■ SUPPLIED RECORDS:
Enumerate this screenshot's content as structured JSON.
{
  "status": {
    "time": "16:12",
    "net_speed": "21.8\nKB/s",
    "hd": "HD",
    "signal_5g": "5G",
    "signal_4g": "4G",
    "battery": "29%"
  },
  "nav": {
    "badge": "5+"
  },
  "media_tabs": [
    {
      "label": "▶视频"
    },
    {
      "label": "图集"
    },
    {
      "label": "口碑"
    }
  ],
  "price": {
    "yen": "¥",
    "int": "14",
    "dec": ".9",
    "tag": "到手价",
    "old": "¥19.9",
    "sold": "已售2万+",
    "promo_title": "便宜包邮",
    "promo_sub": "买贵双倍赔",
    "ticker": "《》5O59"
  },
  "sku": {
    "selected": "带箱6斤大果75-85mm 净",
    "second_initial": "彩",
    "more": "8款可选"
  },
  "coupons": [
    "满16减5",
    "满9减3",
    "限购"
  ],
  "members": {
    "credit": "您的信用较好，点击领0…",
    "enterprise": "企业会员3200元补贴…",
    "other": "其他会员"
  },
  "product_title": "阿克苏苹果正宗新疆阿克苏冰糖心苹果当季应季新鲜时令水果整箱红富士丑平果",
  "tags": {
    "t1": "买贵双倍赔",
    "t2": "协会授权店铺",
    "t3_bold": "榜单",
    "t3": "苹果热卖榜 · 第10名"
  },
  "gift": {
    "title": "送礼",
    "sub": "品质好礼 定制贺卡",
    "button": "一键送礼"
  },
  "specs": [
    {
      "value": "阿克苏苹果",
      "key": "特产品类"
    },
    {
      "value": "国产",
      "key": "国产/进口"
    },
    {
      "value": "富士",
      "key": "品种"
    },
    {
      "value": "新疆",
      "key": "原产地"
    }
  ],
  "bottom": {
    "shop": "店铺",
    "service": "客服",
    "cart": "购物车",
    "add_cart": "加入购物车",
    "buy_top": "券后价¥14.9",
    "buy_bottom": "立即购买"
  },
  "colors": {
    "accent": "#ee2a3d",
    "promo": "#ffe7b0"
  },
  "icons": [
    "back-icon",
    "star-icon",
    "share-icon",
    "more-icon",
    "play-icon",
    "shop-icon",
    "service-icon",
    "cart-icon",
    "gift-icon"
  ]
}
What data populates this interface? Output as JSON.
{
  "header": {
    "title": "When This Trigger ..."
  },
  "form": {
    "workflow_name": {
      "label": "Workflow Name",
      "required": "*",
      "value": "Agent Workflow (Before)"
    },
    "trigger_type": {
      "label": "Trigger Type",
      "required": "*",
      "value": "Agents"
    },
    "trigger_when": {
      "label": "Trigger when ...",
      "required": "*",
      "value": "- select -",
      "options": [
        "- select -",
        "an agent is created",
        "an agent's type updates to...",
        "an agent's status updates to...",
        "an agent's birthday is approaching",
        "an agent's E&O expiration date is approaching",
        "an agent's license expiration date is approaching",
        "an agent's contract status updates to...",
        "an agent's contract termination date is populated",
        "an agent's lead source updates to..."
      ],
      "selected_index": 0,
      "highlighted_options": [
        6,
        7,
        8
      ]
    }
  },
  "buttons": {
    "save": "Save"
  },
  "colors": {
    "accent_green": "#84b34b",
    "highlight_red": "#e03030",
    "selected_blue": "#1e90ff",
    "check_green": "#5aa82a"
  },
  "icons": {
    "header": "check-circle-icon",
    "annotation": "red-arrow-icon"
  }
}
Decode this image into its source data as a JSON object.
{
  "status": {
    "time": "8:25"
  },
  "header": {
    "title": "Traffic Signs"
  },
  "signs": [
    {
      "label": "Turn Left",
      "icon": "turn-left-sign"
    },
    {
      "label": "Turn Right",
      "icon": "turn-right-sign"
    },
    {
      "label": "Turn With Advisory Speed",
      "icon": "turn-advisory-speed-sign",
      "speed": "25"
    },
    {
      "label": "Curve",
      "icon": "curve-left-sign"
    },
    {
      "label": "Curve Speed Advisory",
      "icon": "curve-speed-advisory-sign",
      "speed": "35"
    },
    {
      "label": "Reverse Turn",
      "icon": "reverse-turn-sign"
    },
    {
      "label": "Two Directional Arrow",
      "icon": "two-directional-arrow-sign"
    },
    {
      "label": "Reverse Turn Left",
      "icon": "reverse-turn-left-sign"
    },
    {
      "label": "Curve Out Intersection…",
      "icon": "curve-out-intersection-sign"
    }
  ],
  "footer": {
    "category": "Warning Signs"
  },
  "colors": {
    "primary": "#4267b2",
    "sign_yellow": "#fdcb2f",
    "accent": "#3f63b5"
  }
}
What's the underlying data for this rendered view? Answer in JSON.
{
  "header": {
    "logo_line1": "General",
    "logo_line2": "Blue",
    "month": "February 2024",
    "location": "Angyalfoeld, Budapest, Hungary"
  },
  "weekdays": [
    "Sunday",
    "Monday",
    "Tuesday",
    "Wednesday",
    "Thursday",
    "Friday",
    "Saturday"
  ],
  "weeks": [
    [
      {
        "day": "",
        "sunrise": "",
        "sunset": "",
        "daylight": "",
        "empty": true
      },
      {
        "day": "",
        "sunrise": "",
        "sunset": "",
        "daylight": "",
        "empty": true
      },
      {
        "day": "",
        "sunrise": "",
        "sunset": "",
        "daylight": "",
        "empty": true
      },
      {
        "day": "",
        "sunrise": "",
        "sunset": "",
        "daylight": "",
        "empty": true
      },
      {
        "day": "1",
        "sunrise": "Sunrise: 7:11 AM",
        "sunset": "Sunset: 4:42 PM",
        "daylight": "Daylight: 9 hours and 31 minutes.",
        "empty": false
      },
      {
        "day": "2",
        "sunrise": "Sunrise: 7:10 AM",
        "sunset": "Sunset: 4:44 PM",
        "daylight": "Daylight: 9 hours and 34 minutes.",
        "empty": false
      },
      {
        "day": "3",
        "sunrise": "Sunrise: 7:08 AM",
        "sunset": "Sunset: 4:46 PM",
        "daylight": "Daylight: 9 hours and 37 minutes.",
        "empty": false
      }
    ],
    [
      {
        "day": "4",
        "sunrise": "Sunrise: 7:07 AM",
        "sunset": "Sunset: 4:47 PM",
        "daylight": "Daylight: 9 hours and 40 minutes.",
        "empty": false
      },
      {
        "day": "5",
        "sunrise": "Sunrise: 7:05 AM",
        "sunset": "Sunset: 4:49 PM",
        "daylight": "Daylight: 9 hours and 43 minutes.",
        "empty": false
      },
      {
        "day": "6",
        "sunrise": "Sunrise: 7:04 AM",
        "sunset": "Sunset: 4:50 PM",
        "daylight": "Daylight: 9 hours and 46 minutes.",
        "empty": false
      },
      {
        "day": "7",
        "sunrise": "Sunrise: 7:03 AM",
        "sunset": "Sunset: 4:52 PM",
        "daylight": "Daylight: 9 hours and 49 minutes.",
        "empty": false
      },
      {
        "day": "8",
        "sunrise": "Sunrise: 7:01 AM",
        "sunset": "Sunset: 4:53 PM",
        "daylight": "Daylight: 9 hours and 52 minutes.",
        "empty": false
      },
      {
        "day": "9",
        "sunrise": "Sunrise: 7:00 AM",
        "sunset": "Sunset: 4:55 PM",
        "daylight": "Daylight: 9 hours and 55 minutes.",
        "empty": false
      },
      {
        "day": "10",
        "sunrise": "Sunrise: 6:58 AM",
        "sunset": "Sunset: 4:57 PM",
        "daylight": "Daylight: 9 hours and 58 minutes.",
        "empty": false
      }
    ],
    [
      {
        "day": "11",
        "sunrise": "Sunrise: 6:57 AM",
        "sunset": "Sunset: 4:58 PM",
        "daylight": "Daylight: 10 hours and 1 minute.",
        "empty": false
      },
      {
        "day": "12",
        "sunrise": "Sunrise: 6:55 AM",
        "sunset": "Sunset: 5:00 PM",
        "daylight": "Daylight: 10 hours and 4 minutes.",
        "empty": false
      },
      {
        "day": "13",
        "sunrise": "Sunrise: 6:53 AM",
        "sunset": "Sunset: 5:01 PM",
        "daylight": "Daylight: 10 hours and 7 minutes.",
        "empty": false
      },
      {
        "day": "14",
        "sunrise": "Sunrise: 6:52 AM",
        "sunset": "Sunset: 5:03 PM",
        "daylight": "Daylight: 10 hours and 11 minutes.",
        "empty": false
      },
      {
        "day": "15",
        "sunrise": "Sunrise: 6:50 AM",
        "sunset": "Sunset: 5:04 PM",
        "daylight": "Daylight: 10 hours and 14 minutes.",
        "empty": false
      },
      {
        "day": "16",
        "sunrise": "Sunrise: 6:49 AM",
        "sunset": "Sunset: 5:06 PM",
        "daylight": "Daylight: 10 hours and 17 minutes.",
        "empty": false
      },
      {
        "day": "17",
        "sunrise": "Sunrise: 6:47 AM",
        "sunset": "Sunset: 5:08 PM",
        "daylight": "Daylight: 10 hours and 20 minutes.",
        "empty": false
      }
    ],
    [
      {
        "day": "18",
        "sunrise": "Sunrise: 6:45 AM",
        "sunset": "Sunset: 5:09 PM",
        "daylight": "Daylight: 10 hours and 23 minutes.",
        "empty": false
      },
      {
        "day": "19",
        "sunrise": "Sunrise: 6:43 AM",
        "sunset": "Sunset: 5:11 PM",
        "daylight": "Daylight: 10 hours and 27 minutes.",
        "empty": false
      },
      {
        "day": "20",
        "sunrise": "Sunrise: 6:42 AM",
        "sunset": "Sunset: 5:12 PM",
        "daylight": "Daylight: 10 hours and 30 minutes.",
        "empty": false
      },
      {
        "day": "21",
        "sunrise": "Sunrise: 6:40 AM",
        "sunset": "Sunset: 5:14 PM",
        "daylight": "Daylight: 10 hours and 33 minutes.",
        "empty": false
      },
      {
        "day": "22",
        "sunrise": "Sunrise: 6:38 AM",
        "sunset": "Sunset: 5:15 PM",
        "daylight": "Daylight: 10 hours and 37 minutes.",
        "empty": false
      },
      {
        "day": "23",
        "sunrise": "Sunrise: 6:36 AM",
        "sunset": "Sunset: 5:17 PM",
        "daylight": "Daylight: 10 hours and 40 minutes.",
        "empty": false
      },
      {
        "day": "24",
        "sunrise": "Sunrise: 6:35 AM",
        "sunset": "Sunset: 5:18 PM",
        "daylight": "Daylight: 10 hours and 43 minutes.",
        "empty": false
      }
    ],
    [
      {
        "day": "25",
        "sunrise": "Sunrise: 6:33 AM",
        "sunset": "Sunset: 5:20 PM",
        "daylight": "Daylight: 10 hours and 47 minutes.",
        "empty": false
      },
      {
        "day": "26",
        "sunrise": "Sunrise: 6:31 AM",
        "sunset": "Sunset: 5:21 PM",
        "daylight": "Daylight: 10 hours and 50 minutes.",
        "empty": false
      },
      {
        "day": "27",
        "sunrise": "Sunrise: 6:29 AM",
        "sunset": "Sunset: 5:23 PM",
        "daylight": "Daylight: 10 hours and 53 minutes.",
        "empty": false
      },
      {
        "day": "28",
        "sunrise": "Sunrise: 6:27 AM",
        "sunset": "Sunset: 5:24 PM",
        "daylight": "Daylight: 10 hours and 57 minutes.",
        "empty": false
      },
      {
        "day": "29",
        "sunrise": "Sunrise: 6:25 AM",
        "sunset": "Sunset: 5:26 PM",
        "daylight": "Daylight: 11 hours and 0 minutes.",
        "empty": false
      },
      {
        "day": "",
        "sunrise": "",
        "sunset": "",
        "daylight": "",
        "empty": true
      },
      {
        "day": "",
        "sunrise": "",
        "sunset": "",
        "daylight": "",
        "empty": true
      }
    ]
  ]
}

■ TASK GOAL: Determine the number of lines containing "updates". Write only that number.

■ THE OUTPUT: 4